── Extracted material

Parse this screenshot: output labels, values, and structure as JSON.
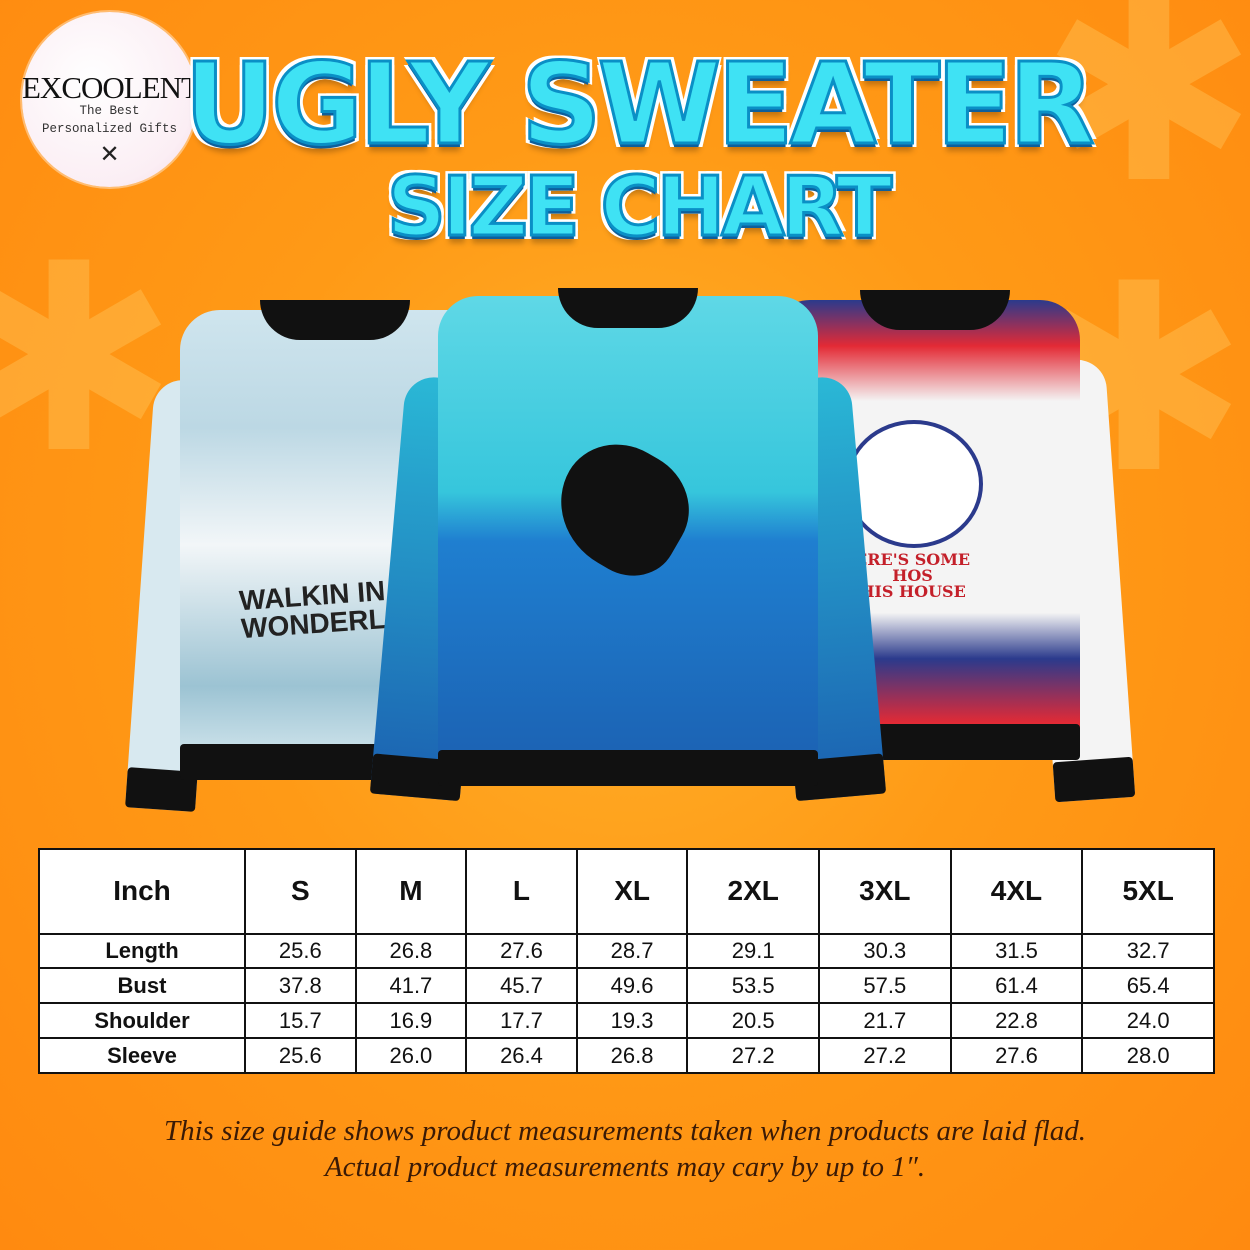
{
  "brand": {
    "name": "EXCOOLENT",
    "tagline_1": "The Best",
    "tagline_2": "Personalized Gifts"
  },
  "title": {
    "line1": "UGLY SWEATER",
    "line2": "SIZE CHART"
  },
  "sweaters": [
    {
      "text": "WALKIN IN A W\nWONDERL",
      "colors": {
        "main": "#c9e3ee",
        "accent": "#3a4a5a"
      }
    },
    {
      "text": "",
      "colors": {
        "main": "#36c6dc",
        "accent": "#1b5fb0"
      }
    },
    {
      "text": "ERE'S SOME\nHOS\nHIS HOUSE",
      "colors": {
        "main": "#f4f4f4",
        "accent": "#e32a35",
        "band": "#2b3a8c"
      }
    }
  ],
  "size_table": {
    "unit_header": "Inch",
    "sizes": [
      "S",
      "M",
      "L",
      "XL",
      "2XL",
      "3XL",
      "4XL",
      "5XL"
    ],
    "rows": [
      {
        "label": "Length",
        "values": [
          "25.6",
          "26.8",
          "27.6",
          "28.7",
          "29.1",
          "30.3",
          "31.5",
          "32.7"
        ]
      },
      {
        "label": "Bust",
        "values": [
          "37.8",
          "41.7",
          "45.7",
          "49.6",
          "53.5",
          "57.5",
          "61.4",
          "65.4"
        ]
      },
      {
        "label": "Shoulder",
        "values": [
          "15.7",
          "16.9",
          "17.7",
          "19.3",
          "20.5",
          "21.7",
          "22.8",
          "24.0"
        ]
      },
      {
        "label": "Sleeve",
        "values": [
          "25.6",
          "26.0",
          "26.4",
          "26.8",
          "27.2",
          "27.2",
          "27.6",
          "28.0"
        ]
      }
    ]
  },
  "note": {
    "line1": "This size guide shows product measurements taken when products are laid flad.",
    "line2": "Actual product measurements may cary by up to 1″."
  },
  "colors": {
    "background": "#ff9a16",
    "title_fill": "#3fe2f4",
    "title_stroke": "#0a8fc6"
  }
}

────

__Goal__
Each line of the data is to be duplicated exactly; pictures stay out of the copy.

__Full solution__
Parse this screenshot: output labels, values, and structure as JSON.
{
  "brand": {
    "name": "EXCOOLENT",
    "tagline_1": "The Best",
    "tagline_2": "Personalized Gifts"
  },
  "title": {
    "line1": "UGLY SWEATER",
    "line2": "SIZE CHART"
  },
  "sweaters": [
    {
      "text": "WALKIN IN A W\nWONDERL",
      "colors": {
        "main": "#c9e3ee",
        "accent": "#3a4a5a"
      }
    },
    {
      "text": "",
      "colors": {
        "main": "#36c6dc",
        "accent": "#1b5fb0"
      }
    },
    {
      "text": "ERE'S SOME\nHOS\nHIS HOUSE",
      "colors": {
        "main": "#f4f4f4",
        "accent": "#e32a35",
        "band": "#2b3a8c"
      }
    }
  ],
  "size_table": {
    "unit_header": "Inch",
    "sizes": [
      "S",
      "M",
      "L",
      "XL",
      "2XL",
      "3XL",
      "4XL",
      "5XL"
    ],
    "rows": [
      {
        "label": "Length",
        "values": [
          "25.6",
          "26.8",
          "27.6",
          "28.7",
          "29.1",
          "30.3",
          "31.5",
          "32.7"
        ]
      },
      {
        "label": "Bust",
        "values": [
          "37.8",
          "41.7",
          "45.7",
          "49.6",
          "53.5",
          "57.5",
          "61.4",
          "65.4"
        ]
      },
      {
        "label": "Shoulder",
        "values": [
          "15.7",
          "16.9",
          "17.7",
          "19.3",
          "20.5",
          "21.7",
          "22.8",
          "24.0"
        ]
      },
      {
        "label": "Sleeve",
        "values": [
          "25.6",
          "26.0",
          "26.4",
          "26.8",
          "27.2",
          "27.2",
          "27.6",
          "28.0"
        ]
      }
    ]
  },
  "note": {
    "line1": "This size guide shows product measurements taken when products are laid flad.",
    "line2": "Actual product measurements may cary by up to 1″."
  },
  "colors": {
    "background": "#ff9a16",
    "title_fill": "#3fe2f4",
    "title_stroke": "#0a8fc6"
  }
}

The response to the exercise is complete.